Exclude the pictures, then copy all remaining records exactly.

▶ [Given information]:
◆ ◆ ◆ ◆ ◆

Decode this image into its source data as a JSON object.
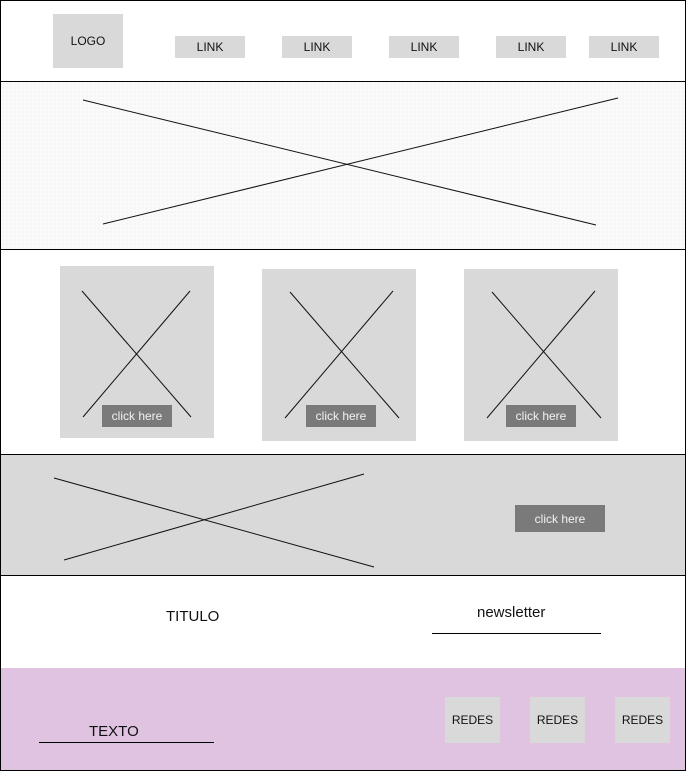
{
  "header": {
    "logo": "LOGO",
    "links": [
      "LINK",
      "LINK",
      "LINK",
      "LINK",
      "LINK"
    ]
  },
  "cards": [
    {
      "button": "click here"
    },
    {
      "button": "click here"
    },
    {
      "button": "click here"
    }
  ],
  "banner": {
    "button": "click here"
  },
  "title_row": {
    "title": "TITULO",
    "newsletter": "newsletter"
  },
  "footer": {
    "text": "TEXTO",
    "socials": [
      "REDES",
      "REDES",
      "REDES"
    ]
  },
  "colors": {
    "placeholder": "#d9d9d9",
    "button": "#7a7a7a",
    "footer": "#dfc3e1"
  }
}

◆ ◆ ◆ ◆ ◆

▶ [Complete response]:
Decode this image into its source data as a JSON object.
{
  "header": {
    "logo": "LOGO",
    "links": [
      "LINK",
      "LINK",
      "LINK",
      "LINK",
      "LINK"
    ]
  },
  "cards": [
    {
      "button": "click here"
    },
    {
      "button": "click here"
    },
    {
      "button": "click here"
    }
  ],
  "banner": {
    "button": "click here"
  },
  "title_row": {
    "title": "TITULO",
    "newsletter": "newsletter"
  },
  "footer": {
    "text": "TEXTO",
    "socials": [
      "REDES",
      "REDES",
      "REDES"
    ]
  },
  "colors": {
    "placeholder": "#d9d9d9",
    "button": "#7a7a7a",
    "footer": "#dfc3e1"
  }
}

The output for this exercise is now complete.